Task brief - Copy out every line that contains "color".

Data records -

⟨

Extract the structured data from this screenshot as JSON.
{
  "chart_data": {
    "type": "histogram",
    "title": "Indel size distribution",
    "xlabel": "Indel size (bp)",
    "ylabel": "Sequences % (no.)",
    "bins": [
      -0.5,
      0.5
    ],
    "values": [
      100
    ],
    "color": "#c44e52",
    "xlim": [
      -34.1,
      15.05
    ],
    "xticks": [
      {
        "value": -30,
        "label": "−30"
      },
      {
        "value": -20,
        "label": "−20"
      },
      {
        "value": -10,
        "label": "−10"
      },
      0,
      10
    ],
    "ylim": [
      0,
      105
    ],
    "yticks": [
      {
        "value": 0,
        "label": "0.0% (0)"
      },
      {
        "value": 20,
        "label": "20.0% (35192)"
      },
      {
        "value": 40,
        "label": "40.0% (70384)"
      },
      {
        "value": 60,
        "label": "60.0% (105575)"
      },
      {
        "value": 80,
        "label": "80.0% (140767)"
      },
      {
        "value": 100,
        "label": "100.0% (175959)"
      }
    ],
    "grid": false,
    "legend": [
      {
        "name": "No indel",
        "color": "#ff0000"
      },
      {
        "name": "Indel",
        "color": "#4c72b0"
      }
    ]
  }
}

⟩

Response to this exercise -
    "color": "#c44e52",
        "color": "#ff0000"
        "color": "#4c72b0"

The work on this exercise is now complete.